[Dataset rows]
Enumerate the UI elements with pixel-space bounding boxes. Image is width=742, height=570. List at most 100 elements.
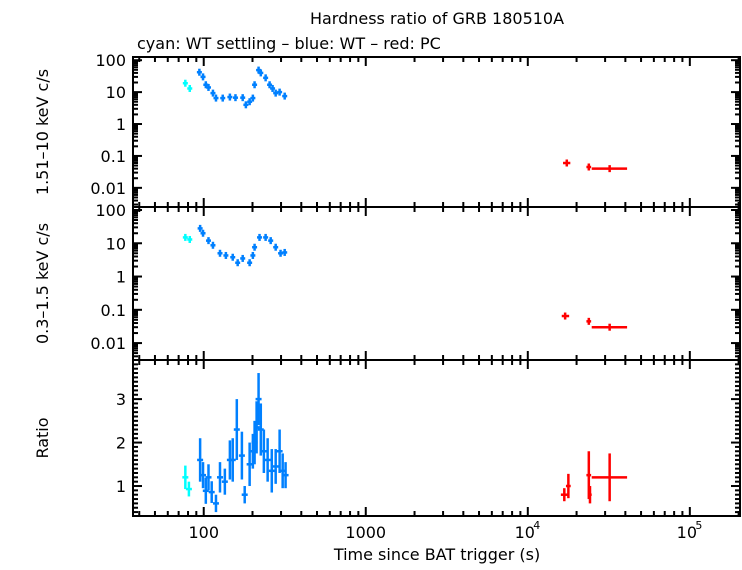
data-point: [263, 233, 269, 241]
data-point: [238, 431, 245, 480]
data-point: [241, 486, 248, 504]
data-point: [235, 259, 241, 267]
y-tick-label: 0.01: [90, 334, 126, 353]
series-pc: [561, 312, 628, 331]
data-point: [247, 259, 253, 267]
data-point: [268, 449, 275, 493]
data-point: [187, 235, 193, 243]
data-point: [233, 399, 240, 460]
y-tick-label: 2: [116, 434, 126, 453]
data-point: [252, 81, 258, 89]
data-point: [591, 323, 628, 331]
y-tick-label: 1: [116, 115, 126, 134]
series-pc: [563, 159, 628, 173]
data-point: [260, 429, 267, 473]
data-point: [270, 84, 276, 92]
y-tick-label: 0.1: [101, 147, 126, 166]
y-tick-label: 3: [116, 390, 126, 409]
series-wt: [197, 373, 289, 513]
y-axis-label: 1.51–10 keV c/s: [33, 69, 52, 195]
data-point: [563, 159, 571, 167]
y-tick-label: 10: [106, 234, 126, 253]
data-point: [210, 241, 216, 249]
data-point: [232, 94, 238, 102]
series-wt: [197, 224, 288, 267]
data-point: [586, 163, 592, 171]
data-point: [205, 83, 211, 91]
data-point: [240, 94, 246, 102]
x-tick-exponent: 5: [695, 519, 702, 532]
series-pc: [560, 451, 628, 504]
data-point: [200, 462, 207, 489]
data-point: [253, 401, 260, 454]
data-point: [272, 449, 279, 484]
data-point: [565, 473, 571, 499]
data-point: [267, 81, 273, 89]
y-tick-label: 0.1: [101, 301, 126, 320]
series-wt-settling: [182, 233, 193, 243]
data-point: [200, 73, 206, 81]
data-point: [230, 253, 236, 261]
data-point: [273, 243, 279, 251]
y-tick-label: 1: [116, 268, 126, 287]
data-point: [182, 233, 188, 241]
data-point: [240, 254, 246, 262]
panel-hard: 100 10 1 0.1 0.01 1.51–10 keV c/s: [33, 51, 741, 208]
data-point: [220, 94, 226, 102]
data-point: [258, 69, 264, 77]
panel-soft: 100 10 1 0.1 0.01 0.3–1.5 keV c/s: [33, 201, 741, 361]
x-tick-label: 1000: [345, 523, 386, 542]
data-point: [561, 312, 570, 320]
data-point: [263, 74, 269, 82]
data-point: [588, 486, 592, 504]
data-point: [187, 84, 193, 92]
data-point: [185, 481, 192, 497]
y-tick-label: 100: [95, 201, 126, 220]
data-point: [591, 453, 628, 502]
panel-frame: [132, 206, 741, 361]
data-point: [217, 249, 223, 257]
data-point: [212, 494, 219, 513]
y-tick-label: 0.01: [90, 179, 126, 198]
x-tick-label: 100: [188, 523, 219, 542]
data-point: [277, 88, 283, 96]
data-point: [196, 68, 202, 76]
chart-title: Hardness ratio of GRB 180510A: [310, 9, 564, 28]
data-point: [182, 79, 188, 87]
data-point: [213, 94, 219, 102]
x-tick-exponent: 4: [533, 519, 540, 532]
data-point: [210, 89, 216, 97]
data-point: [223, 251, 229, 259]
data-point: [255, 373, 262, 426]
y-axis-label: 0.3–1.5 keV c/s: [33, 223, 52, 344]
data-point: [264, 438, 271, 482]
series-wt: [196, 66, 288, 109]
y-tick-label: 10: [106, 83, 126, 102]
y-tick-label: 100: [95, 51, 126, 70]
series-wt-settling: [182, 79, 193, 92]
data-point: [202, 477, 209, 504]
y-tick-label: 1: [116, 477, 126, 496]
data-point: [221, 468, 228, 495]
x-tick-label: 10: [677, 523, 697, 542]
panel-ratio: 1 2 3 Ratio: [33, 359, 741, 517]
data-point: [586, 317, 592, 325]
data-point: [197, 224, 203, 232]
data-point: [227, 93, 233, 101]
data-point: [229, 438, 236, 482]
panel-frame: [132, 56, 741, 208]
x-tick-label: 10: [515, 523, 535, 542]
x-axis-label: Time since BAT trigger (s): [333, 545, 540, 564]
data-point: [205, 237, 211, 245]
data-point: [243, 101, 249, 109]
data-point: [200, 229, 206, 237]
data-point: [591, 165, 628, 173]
data-point: [268, 237, 274, 245]
data-point: [205, 464, 212, 491]
data-point: [182, 465, 189, 490]
data-point: [208, 481, 215, 503]
data-point: [282, 92, 288, 100]
data-point: [250, 94, 256, 102]
data-point: [276, 429, 283, 473]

## Objective:
Can you copy all of the material above word for word, leaving out the picture?

## Result for this exercise:
Enumerate the UI elements with pixel-space bounding boxes. Image is width=742, height=570. List at most 100 elements.
data-point: [263, 233, 269, 241]
data-point: [238, 431, 245, 480]
data-point: [241, 486, 248, 504]
data-point: [235, 259, 241, 267]
y-tick-label: 0.01: [90, 334, 126, 353]
series-pc: [561, 312, 628, 331]
data-point: [247, 259, 253, 267]
data-point: [268, 449, 275, 493]
data-point: [187, 235, 193, 243]
data-point: [233, 399, 240, 460]
y-tick-label: 2: [116, 434, 126, 453]
data-point: [252, 81, 258, 89]
data-point: [591, 323, 628, 331]
y-tick-label: 1: [116, 115, 126, 134]
series-pc: [563, 159, 628, 173]
data-point: [260, 429, 267, 473]
data-point: [270, 84, 276, 92]
y-tick-label: 0.1: [101, 147, 126, 166]
y-tick-label: 3: [116, 390, 126, 409]
series-wt: [197, 373, 289, 513]
y-axis-label: 1.51–10 keV c/s: [33, 69, 52, 195]
data-point: [563, 159, 571, 167]
y-tick-label: 10: [106, 234, 126, 253]
data-point: [210, 241, 216, 249]
data-point: [232, 94, 238, 102]
series-wt: [197, 224, 288, 267]
data-point: [586, 163, 592, 171]
data-point: [205, 83, 211, 91]
data-point: [240, 94, 246, 102]
x-tick-exponent: 5: [695, 519, 702, 532]
series-pc: [560, 451, 628, 504]
data-point: [200, 462, 207, 489]
data-point: [253, 401, 260, 454]
data-point: [272, 449, 279, 484]
data-point: [565, 473, 571, 499]
data-point: [267, 81, 273, 89]
y-tick-label: 0.1: [101, 301, 126, 320]
series-wt-settling: [182, 233, 193, 243]
data-point: [200, 73, 206, 81]
data-point: [230, 253, 236, 261]
data-point: [273, 243, 279, 251]
y-tick-label: 1: [116, 268, 126, 287]
data-point: [182, 233, 188, 241]
data-point: [240, 254, 246, 262]
panel-hard: 100 10 1 0.1 0.01 1.51–10 keV c/s: [33, 51, 741, 208]
data-point: [220, 94, 226, 102]
data-point: [258, 69, 264, 77]
panel-soft: 100 10 1 0.1 0.01 0.3–1.5 keV c/s: [33, 201, 741, 361]
x-tick-label: 1000: [345, 523, 386, 542]
data-point: [561, 312, 570, 320]
data-point: [263, 74, 269, 82]
data-point: [588, 486, 592, 504]
data-point: [187, 84, 193, 92]
data-point: [185, 481, 192, 497]
y-tick-label: 100: [95, 201, 126, 220]
data-point: [591, 453, 628, 502]
panel-frame: [132, 206, 741, 361]
data-point: [217, 249, 223, 257]
data-point: [212, 494, 219, 513]
y-tick-label: 0.01: [90, 179, 126, 198]
x-tick-label: 100: [188, 523, 219, 542]
data-point: [277, 88, 283, 96]
data-point: [196, 68, 202, 76]
chart-title: Hardness ratio of GRB 180510A: [310, 9, 564, 28]
data-point: [182, 79, 188, 87]
data-point: [213, 94, 219, 102]
x-tick-exponent: 4: [533, 519, 540, 532]
data-point: [210, 89, 216, 97]
data-point: [223, 251, 229, 259]
data-point: [255, 373, 262, 426]
y-axis-label: 0.3–1.5 keV c/s: [33, 223, 52, 344]
data-point: [264, 438, 271, 482]
series-wt: [196, 66, 288, 109]
y-tick-label: 10: [106, 83, 126, 102]
y-tick-label: 100: [95, 51, 126, 70]
series-wt-settling: [182, 79, 193, 92]
data-point: [202, 477, 209, 504]
y-tick-label: 1: [116, 477, 126, 496]
data-point: [221, 468, 228, 495]
x-tick-label: 10: [677, 523, 697, 542]
panel-ratio: 1 2 3 Ratio: [33, 359, 741, 517]
data-point: [586, 317, 592, 325]
data-point: [197, 224, 203, 232]
data-point: [227, 93, 233, 101]
data-point: [229, 438, 236, 482]
panel-frame: [132, 56, 741, 208]
x-tick-label: 10: [515, 523, 535, 542]
x-axis-label: Time since BAT trigger (s): [333, 545, 540, 564]
data-point: [205, 237, 211, 245]
data-point: [243, 101, 249, 109]
data-point: [200, 229, 206, 237]
data-point: [591, 165, 628, 173]
data-point: [268, 237, 274, 245]
data-point: [205, 464, 212, 491]
data-point: [182, 465, 189, 490]
data-point: [208, 481, 215, 503]
data-point: [282, 92, 288, 100]
data-point: [250, 94, 256, 102]
data-point: [276, 429, 283, 473]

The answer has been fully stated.